Element box annotations =
◇ ◇ ◇ ◇ ◇ ◇ ◇

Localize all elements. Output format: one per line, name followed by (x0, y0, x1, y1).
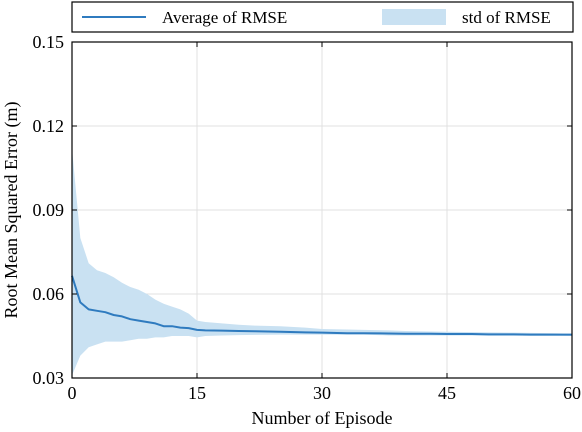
x-tick-label: 15 (188, 383, 206, 403)
y-tick-label: 0.03 (33, 368, 65, 388)
x-tick-label: 30 (313, 383, 331, 403)
x-tick-label: 45 (438, 383, 456, 403)
legend-band-swatch (382, 9, 446, 25)
legend-frame (71, 1, 574, 33)
y-tick-label: 0.09 (33, 200, 65, 220)
axis-ticks: 0 15 30 45 60 0.03 0.06 0.09 0.12 0.15 (33, 32, 582, 403)
legend-label-std: std of RMSE (462, 8, 551, 27)
x-tick-label: 60 (563, 383, 581, 403)
std-band (72, 148, 572, 376)
x-tick-label: 0 (68, 383, 77, 403)
legend-label-average: Average of RMSE (162, 8, 287, 27)
y-tick-label: 0.15 (33, 32, 65, 52)
average-line-layer (71, 275, 572, 336)
average-rmse-line (71, 275, 572, 336)
y-tick-label: 0.12 (33, 116, 65, 136)
y-axis-title: Root Mean Squared Error (m) (1, 102, 22, 319)
y-tick-label: 0.06 (33, 284, 65, 304)
x-axis-title: Number of Episode (252, 408, 393, 428)
legend: Average of RMSE std of RMSE (71, 1, 574, 33)
std-band-layer (72, 148, 572, 376)
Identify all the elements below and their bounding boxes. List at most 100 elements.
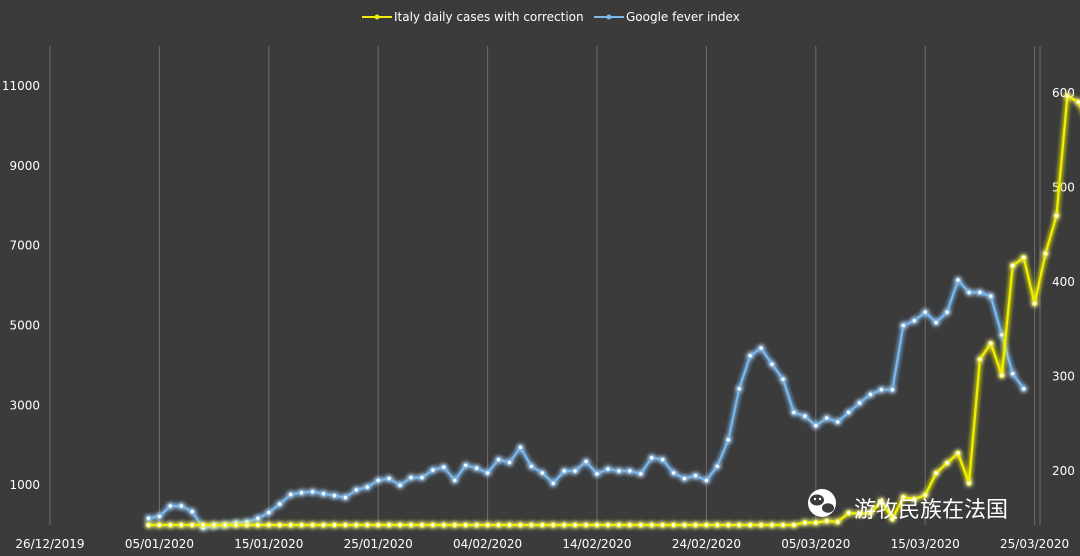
italy-point [309, 522, 316, 528]
google-point [725, 437, 731, 443]
italy-point [933, 470, 939, 476]
legend-label-google: Google fever index [626, 10, 740, 24]
google-point [736, 386, 742, 392]
italy-point [977, 356, 983, 363]
y-left-tick-label: 5000 [9, 318, 40, 332]
x-tick-label: 14/02/2020 [562, 537, 631, 551]
italy-point [167, 522, 174, 528]
italy-point [692, 522, 699, 528]
italy-point [572, 522, 578, 528]
italy-point [616, 522, 622, 528]
italy-point [528, 522, 535, 528]
google-point [638, 471, 644, 477]
google-point [353, 487, 359, 493]
google-point [922, 309, 928, 315]
italy-point [397, 522, 403, 528]
italy-point [506, 522, 513, 528]
italy-point [364, 522, 370, 528]
y-right-tick-label: 300 [1052, 370, 1075, 384]
google-point [977, 289, 983, 296]
google-point [911, 318, 917, 324]
google-point [747, 353, 753, 359]
italy-line [148, 94, 1080, 527]
google-point [988, 293, 994, 299]
italy-point [988, 340, 994, 347]
italy-point [670, 522, 677, 528]
italy-point [375, 522, 381, 528]
google-point [670, 470, 677, 476]
italy-point [714, 522, 720, 528]
x-tick-label: 24/02/2020 [672, 537, 741, 551]
google-point [572, 468, 578, 474]
series-italy [145, 93, 1080, 528]
italy-point [1031, 300, 1038, 307]
y-right-tick-label: 500 [1052, 181, 1075, 195]
google-point [386, 475, 392, 482]
italy-point [200, 522, 206, 528]
italy-point [802, 519, 808, 526]
google-point [878, 387, 885, 393]
google-point [419, 474, 425, 481]
italy-point [681, 522, 688, 528]
series-google [145, 277, 1027, 531]
google-point [845, 409, 852, 416]
italy-point [550, 522, 556, 528]
italy-point [178, 522, 185, 528]
y-left-tick-label: 7000 [9, 239, 40, 253]
watermark: 游牧民族在法国 [808, 489, 1008, 523]
google-point [867, 391, 874, 398]
google-point [495, 457, 502, 463]
italy-point [452, 522, 458, 528]
italy-point [725, 522, 731, 528]
italy-point [966, 480, 972, 486]
y-left-tick-label: 1000 [9, 478, 40, 492]
google-point [955, 277, 961, 283]
italy-point [277, 522, 283, 528]
google-point [331, 492, 338, 499]
google-point [835, 419, 841, 425]
google-point [824, 415, 830, 421]
y-right-tick-label: 200 [1052, 464, 1075, 478]
google-point [266, 509, 272, 516]
google-point [255, 515, 261, 521]
google-point [145, 515, 152, 521]
italy-point [594, 522, 600, 528]
google-point [966, 289, 972, 296]
x-tick-label: 05/03/2020 [781, 537, 850, 551]
google-point [441, 464, 447, 470]
google-point [178, 503, 185, 509]
italy-point [1042, 250, 1049, 257]
italy-point [1021, 254, 1027, 261]
italy-point [845, 510, 852, 516]
italy-point [353, 522, 359, 528]
italy-point [856, 511, 863, 517]
google-point [1010, 371, 1016, 377]
google-point [758, 345, 764, 351]
italy-point [1053, 213, 1060, 219]
google-point [375, 477, 381, 484]
italy-point [386, 522, 392, 528]
italy-point [999, 372, 1005, 378]
google-point [900, 322, 906, 329]
italy-point [331, 522, 338, 528]
google-point [1021, 386, 1027, 392]
x-tick-label: 15/01/2020 [234, 537, 303, 551]
google-point [856, 400, 863, 406]
italy-point [255, 522, 261, 528]
google-point [277, 501, 283, 507]
legend-item-google: Google fever index [594, 10, 740, 24]
italy-point [769, 522, 775, 528]
google-point [528, 463, 535, 469]
italy-point [791, 522, 797, 528]
italy-point [955, 450, 961, 456]
google-point [517, 444, 524, 451]
axes: 26/12/2019 05/01/2020 15/01/2020 25/01/2020… [2, 79, 1075, 551]
google-point [298, 490, 305, 496]
italy-point [244, 522, 250, 528]
google-point [999, 332, 1005, 338]
italy-point [495, 522, 502, 528]
y-left-tick-label: 9000 [9, 159, 40, 173]
google-point [463, 462, 469, 468]
google-point [692, 473, 699, 479]
series [145, 93, 1080, 531]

◇ ◇ ◇ ◇ ◇ ◇ ◇

Copy the whole listing above line for line, without changing a character, and leave out the pictures.

EXERCISE RESPONSE =
Localize all elements. Output format: one per line, name followed by (x0, y0, x1, y1).
x-tick-label: 15 (188, 383, 206, 403)
y-tick-label: 0.03 (33, 368, 65, 388)
x-tick-label: 30 (313, 383, 331, 403)
x-tick-label: 45 (438, 383, 456, 403)
legend-band-swatch (382, 9, 446, 25)
legend-frame (71, 1, 574, 33)
y-tick-label: 0.09 (33, 200, 65, 220)
axis-ticks: 0 15 30 45 60 0.03 0.06 0.09 0.12 0.15 (33, 32, 582, 403)
legend-label-std: std of RMSE (462, 8, 551, 27)
x-tick-label: 60 (563, 383, 581, 403)
std-band (72, 148, 572, 376)
x-tick-label: 0 (68, 383, 77, 403)
legend-label-average: Average of RMSE (162, 8, 287, 27)
y-tick-label: 0.15 (33, 32, 65, 52)
average-line-layer (71, 275, 572, 336)
average-rmse-line (71, 275, 572, 336)
y-tick-label: 0.12 (33, 116, 65, 136)
y-axis-title: Root Mean Squared Error (m) (1, 102, 22, 319)
y-tick-label: 0.06 (33, 284, 65, 304)
x-axis-title: Number of Episode (252, 408, 393, 428)
legend: Average of RMSE std of RMSE (71, 1, 574, 33)
std-band-layer (72, 148, 572, 376)
Identify all the elements below and their bounding boxes. List at most 100 elements.
italy-point [309, 522, 316, 528]
google-point [725, 437, 731, 443]
italy-point [933, 470, 939, 476]
legend-label-google: Google fever index [626, 10, 740, 24]
google-point [736, 386, 742, 392]
italy-point [977, 356, 983, 363]
y-left-tick-label: 5000 [9, 318, 40, 332]
x-tick-label: 14/02/2020 [562, 537, 631, 551]
italy-point [167, 522, 174, 528]
italy-point [692, 522, 699, 528]
italy-point [572, 522, 578, 528]
italy-point [616, 522, 622, 528]
italy-point [528, 522, 535, 528]
google-point [638, 471, 644, 477]
google-point [353, 487, 359, 493]
google-point [922, 309, 928, 315]
italy-point [397, 522, 403, 528]
italy-point [506, 522, 513, 528]
italy-point [364, 522, 370, 528]
y-right-tick-label: 300 [1052, 370, 1075, 384]
google-point [977, 289, 983, 296]
google-point [911, 318, 917, 324]
google-point [747, 353, 753, 359]
italy-line [148, 94, 1080, 527]
google-point [988, 293, 994, 299]
italy-point [988, 340, 994, 347]
italy-point [670, 522, 677, 528]
italy-point [375, 522, 381, 528]
google-point [670, 470, 677, 476]
italy-point [714, 522, 720, 528]
x-tick-label: 24/02/2020 [672, 537, 741, 551]
google-point [572, 468, 578, 474]
series-italy [145, 93, 1080, 528]
italy-point [1031, 300, 1038, 307]
y-right-tick-label: 500 [1052, 181, 1075, 195]
google-point [386, 475, 392, 482]
italy-point [200, 522, 206, 528]
italy-point [802, 519, 808, 526]
google-point [878, 387, 885, 393]
google-point [419, 474, 425, 481]
italy-point [681, 522, 688, 528]
series-google [145, 277, 1027, 531]
google-point [845, 409, 852, 416]
italy-point [550, 522, 556, 528]
italy-point [178, 522, 185, 528]
y-left-tick-label: 7000 [9, 239, 40, 253]
watermark: 游牧民族在法国 [808, 489, 1008, 523]
google-point [867, 391, 874, 398]
google-point [495, 457, 502, 463]
italy-point [452, 522, 458, 528]
italy-point [725, 522, 731, 528]
italy-point [966, 480, 972, 486]
y-left-tick-label: 1000 [9, 478, 40, 492]
google-point [955, 277, 961, 283]
italy-point [277, 522, 283, 528]
google-point [331, 492, 338, 499]
google-point [835, 419, 841, 425]
google-point [824, 415, 830, 421]
y-right-tick-label: 200 [1052, 464, 1075, 478]
google-point [266, 509, 272, 516]
google-point [255, 515, 261, 521]
google-point [145, 515, 152, 521]
italy-point [594, 522, 600, 528]
google-point [966, 289, 972, 296]
x-tick-label: 05/03/2020 [781, 537, 850, 551]
google-point [441, 464, 447, 470]
google-point [178, 503, 185, 509]
italy-point [1042, 250, 1049, 257]
italy-point [1021, 254, 1027, 261]
italy-point [845, 510, 852, 516]
italy-point [353, 522, 359, 528]
italy-point [856, 511, 863, 517]
google-point [1010, 371, 1016, 377]
google-point [758, 345, 764, 351]
italy-point [1053, 213, 1060, 219]
google-point [375, 477, 381, 484]
italy-point [386, 522, 392, 528]
italy-point [999, 372, 1005, 378]
google-point [900, 322, 906, 329]
italy-point [331, 522, 338, 528]
google-point [1021, 386, 1027, 392]
x-tick-label: 15/01/2020 [234, 537, 303, 551]
google-point [856, 400, 863, 406]
italy-point [255, 522, 261, 528]
google-point [277, 501, 283, 507]
legend-item-google: Google fever index [594, 10, 740, 24]
italy-point [769, 522, 775, 528]
google-point [528, 463, 535, 469]
italy-point [791, 522, 797, 528]
italy-point [955, 450, 961, 456]
google-point [517, 444, 524, 451]
axes: 26/12/2019 05/01/2020 15/01/2020 25/01/2020… [2, 79, 1075, 551]
google-point [298, 490, 305, 496]
italy-point [244, 522, 250, 528]
google-point [999, 332, 1005, 338]
italy-point [495, 522, 502, 528]
y-left-tick-label: 9000 [9, 159, 40, 173]
google-point [463, 462, 469, 468]
google-point [692, 473, 699, 479]
series [145, 93, 1080, 531]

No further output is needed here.